Instructions for the task: Copy the rows word for word, starting at the first line and ending at the line that contains "- admin-account-button[interactable]: Admin: [903, 14, 1059, 69]".

Material provided:
start

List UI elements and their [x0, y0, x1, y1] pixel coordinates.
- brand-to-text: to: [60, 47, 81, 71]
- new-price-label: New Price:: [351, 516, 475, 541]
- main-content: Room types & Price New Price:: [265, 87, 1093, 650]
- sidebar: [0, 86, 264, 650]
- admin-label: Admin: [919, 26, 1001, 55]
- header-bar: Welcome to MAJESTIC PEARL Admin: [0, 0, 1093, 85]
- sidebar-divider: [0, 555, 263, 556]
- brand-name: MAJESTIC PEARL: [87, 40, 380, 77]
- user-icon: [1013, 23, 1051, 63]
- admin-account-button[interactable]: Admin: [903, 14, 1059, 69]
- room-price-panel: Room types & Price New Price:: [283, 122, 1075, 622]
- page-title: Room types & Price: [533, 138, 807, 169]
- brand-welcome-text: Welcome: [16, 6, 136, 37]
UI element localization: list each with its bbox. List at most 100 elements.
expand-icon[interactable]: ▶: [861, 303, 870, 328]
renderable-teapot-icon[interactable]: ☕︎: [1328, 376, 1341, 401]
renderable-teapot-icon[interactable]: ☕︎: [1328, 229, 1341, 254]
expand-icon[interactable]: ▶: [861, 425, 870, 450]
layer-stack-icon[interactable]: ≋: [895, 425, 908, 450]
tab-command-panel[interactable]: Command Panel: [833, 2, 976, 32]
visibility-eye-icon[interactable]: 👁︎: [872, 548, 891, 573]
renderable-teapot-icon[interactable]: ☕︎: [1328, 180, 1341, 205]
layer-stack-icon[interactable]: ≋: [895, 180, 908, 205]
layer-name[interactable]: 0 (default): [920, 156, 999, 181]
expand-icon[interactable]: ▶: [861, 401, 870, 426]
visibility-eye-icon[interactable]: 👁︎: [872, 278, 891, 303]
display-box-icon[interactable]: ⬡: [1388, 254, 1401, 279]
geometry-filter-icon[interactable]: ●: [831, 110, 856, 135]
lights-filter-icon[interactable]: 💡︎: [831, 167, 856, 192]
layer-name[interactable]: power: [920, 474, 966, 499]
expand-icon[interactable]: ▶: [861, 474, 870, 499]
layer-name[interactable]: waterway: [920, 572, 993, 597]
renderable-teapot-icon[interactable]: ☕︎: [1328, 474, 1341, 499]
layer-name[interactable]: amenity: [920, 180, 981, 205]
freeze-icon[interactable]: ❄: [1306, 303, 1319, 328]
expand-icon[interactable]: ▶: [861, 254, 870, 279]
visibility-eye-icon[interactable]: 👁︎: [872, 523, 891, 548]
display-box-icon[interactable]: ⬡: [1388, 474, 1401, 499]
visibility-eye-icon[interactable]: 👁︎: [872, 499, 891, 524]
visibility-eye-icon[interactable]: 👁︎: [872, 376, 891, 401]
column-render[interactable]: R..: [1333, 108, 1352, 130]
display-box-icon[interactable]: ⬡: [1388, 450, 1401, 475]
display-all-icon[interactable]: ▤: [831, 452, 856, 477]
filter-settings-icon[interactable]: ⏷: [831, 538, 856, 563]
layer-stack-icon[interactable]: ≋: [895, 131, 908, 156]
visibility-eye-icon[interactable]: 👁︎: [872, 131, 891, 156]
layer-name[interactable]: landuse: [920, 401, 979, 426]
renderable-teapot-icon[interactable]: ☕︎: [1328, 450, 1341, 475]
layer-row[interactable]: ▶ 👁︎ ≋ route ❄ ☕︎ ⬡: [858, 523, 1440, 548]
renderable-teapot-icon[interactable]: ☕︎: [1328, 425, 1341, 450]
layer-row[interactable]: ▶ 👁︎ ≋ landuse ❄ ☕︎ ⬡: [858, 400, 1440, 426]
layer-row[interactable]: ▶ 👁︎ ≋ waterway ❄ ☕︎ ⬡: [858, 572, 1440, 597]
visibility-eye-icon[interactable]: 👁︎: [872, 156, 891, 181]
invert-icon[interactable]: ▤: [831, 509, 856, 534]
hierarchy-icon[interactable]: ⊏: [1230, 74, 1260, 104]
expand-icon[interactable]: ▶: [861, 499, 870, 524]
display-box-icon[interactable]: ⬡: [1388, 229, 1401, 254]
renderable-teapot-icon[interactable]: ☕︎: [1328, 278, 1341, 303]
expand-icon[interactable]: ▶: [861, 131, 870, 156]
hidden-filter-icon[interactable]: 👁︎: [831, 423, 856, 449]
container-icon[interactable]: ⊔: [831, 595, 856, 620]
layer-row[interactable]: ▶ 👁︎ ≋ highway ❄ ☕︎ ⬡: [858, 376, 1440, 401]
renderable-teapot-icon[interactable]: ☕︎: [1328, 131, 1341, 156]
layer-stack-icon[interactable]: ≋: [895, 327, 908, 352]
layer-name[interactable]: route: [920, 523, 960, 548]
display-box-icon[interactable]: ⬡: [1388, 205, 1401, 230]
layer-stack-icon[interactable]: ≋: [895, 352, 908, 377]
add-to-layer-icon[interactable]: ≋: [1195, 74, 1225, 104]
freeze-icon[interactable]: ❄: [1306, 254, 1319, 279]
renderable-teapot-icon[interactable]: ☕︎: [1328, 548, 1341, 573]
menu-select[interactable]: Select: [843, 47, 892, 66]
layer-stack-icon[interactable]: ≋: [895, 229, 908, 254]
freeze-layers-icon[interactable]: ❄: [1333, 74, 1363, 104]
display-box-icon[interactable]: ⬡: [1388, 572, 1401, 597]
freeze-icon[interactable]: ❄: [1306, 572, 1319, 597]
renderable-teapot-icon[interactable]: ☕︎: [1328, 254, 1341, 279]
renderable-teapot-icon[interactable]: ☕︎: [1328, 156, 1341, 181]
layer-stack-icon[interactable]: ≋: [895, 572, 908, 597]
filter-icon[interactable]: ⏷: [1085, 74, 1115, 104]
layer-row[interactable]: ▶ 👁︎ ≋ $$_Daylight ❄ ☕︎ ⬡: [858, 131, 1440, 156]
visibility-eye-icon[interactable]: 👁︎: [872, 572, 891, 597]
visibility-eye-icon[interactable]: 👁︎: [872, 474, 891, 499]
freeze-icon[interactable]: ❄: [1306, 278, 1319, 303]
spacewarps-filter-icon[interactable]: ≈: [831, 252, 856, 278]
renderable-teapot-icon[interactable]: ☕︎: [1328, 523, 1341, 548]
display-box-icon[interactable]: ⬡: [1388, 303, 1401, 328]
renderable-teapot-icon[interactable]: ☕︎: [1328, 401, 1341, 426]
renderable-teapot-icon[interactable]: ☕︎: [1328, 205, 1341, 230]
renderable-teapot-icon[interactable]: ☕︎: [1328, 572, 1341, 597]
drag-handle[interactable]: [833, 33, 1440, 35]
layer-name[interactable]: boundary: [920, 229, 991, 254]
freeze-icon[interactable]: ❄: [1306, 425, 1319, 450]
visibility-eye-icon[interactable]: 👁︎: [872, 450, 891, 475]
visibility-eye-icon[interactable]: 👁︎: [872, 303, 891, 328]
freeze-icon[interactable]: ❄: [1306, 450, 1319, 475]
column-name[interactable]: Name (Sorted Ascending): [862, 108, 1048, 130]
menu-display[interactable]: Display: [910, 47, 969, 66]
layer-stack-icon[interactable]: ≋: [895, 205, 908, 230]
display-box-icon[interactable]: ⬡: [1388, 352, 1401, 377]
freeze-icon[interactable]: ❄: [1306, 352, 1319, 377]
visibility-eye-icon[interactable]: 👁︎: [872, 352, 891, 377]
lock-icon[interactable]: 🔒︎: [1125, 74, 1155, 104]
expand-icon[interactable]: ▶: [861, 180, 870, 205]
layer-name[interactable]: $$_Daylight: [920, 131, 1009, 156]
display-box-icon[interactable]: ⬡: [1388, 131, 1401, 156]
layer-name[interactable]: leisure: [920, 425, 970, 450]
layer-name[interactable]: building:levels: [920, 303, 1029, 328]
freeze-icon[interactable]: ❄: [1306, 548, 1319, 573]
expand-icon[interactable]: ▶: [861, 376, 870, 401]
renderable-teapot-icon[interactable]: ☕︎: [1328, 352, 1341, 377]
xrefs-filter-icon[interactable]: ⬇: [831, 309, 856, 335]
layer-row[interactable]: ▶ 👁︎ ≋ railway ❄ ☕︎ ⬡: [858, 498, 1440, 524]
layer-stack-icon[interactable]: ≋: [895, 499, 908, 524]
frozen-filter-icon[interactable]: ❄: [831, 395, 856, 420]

end

Response to this task:
List UI elements and their [x0, y0, x1, y1] pixel coordinates.
- brand-to-text: to: [60, 47, 81, 71]
- new-price-label: New Price:: [351, 516, 475, 541]
- main-content: Room types & Price New Price:: [265, 87, 1093, 650]
- sidebar: [0, 86, 264, 650]
- admin-label: Admin: [919, 26, 1001, 55]
- header-bar: Welcome to MAJESTIC PEARL Admin: [0, 0, 1093, 85]
- sidebar-divider: [0, 555, 263, 556]
- brand-name: MAJESTIC PEARL: [87, 40, 380, 77]
- user-icon: [1013, 23, 1051, 63]
- admin-account-button[interactable]: Admin: [903, 14, 1059, 69]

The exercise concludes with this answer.